- **Data lines**:
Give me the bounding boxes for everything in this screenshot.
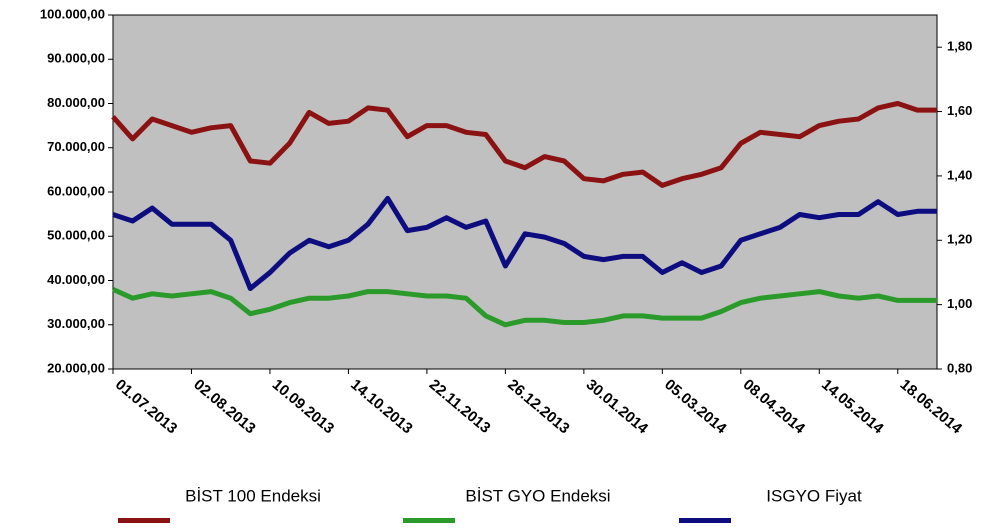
x-tick-label: 26.12.2013 (504, 376, 572, 437)
plot-area (112, 14, 938, 370)
y2-tick-label: 1,00 (947, 296, 972, 311)
legend-swatch (403, 518, 455, 526)
x-tick-label: 18.06.2014 (897, 376, 966, 438)
y-tick-label: 100.000,00 (40, 6, 105, 21)
series-line (111, 287, 937, 328)
legend-swatch (118, 518, 170, 526)
y2-tick-label: 1,20 (947, 232, 972, 247)
x-tick-label: 08.04.2014 (740, 376, 809, 438)
x-tick-label: 30.01.2014 (583, 376, 652, 438)
legend-label: BİST 100 Endeksi (185, 486, 321, 505)
legend-swatch (679, 518, 731, 526)
y2-tick-label: 0,80 (947, 360, 972, 375)
y-tick-label: 50.000,00 (47, 228, 105, 243)
legend-label: ISGYO Fiyat (766, 486, 862, 505)
y-tick-label: 40.000,00 (47, 272, 105, 287)
y-tick-label: 90.000,00 (47, 51, 105, 66)
legend-label: BİST GYO Endeksi (465, 486, 610, 505)
x-tick-label: 14.10.2013 (347, 376, 415, 437)
y-tick-label: 30.000,00 (47, 316, 105, 331)
x-tick-label: 01.07.2013 (112, 376, 180, 437)
y-tick-label: 20.000,00 (47, 360, 105, 375)
y2-tick-label: 1,60 (947, 103, 972, 118)
series-line (111, 101, 937, 188)
x-tick-label: 02.08.2013 (190, 376, 258, 437)
x-tick-label: 05.03.2014 (661, 376, 730, 438)
y2-tick-label: 1,80 (947, 39, 972, 54)
x-tick-label: 14.05.2014 (818, 376, 887, 438)
x-tick-label: 22.11.2013 (426, 376, 494, 437)
series-line (112, 195, 937, 291)
y-tick-label: 60.000,00 (47, 183, 105, 198)
x-tick-label: 10.09.2013 (269, 376, 337, 437)
y2-tick-label: 1,40 (947, 167, 972, 182)
y-tick-label: 70.000,00 (47, 139, 105, 154)
y-tick-label: 80.000,00 (47, 95, 105, 110)
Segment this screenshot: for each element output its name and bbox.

- **Directive**:
Copy the material above line for line, without the picture.

- **Result of this task**:
Give me the bounding boxes for everything in this screenshot.
x-tick-label: 26.12.2013 (504, 376, 572, 437)
plot-area (112, 14, 938, 370)
y2-tick-label: 1,00 (947, 296, 972, 311)
legend-swatch (403, 518, 455, 526)
x-tick-label: 18.06.2014 (897, 376, 966, 438)
y-tick-label: 100.000,00 (40, 6, 105, 21)
series-line (111, 287, 937, 328)
legend-swatch (118, 518, 170, 526)
y2-tick-label: 1,20 (947, 232, 972, 247)
x-tick-label: 08.04.2014 (740, 376, 809, 438)
x-tick-label: 30.01.2014 (583, 376, 652, 438)
legend-label: BİST 100 Endeksi (185, 486, 321, 505)
legend-swatch (679, 518, 731, 526)
y2-tick-label: 0,80 (947, 360, 972, 375)
y-tick-label: 50.000,00 (47, 228, 105, 243)
legend-label: ISGYO Fiyat (766, 486, 862, 505)
y-tick-label: 40.000,00 (47, 272, 105, 287)
y-tick-label: 90.000,00 (47, 51, 105, 66)
legend-label: BİST GYO Endeksi (465, 486, 610, 505)
x-tick-label: 14.10.2013 (347, 376, 415, 437)
y-tick-label: 30.000,00 (47, 316, 105, 331)
x-tick-label: 01.07.2013 (112, 376, 180, 437)
y-tick-label: 20.000,00 (47, 360, 105, 375)
y2-tick-label: 1,60 (947, 103, 972, 118)
series-line (111, 101, 937, 188)
x-tick-label: 02.08.2013 (190, 376, 258, 437)
x-tick-label: 05.03.2014 (661, 376, 730, 438)
y2-tick-label: 1,80 (947, 39, 972, 54)
x-tick-label: 14.05.2014 (818, 376, 887, 438)
x-tick-label: 22.11.2013 (426, 376, 494, 437)
series-line (112, 195, 937, 291)
y-tick-label: 60.000,00 (47, 183, 105, 198)
x-tick-label: 10.09.2013 (269, 376, 337, 437)
y2-tick-label: 1,40 (947, 167, 972, 182)
y-tick-label: 70.000,00 (47, 139, 105, 154)
y-tick-label: 80.000,00 (47, 95, 105, 110)
Segment this screenshot: for each element output its name and bbox.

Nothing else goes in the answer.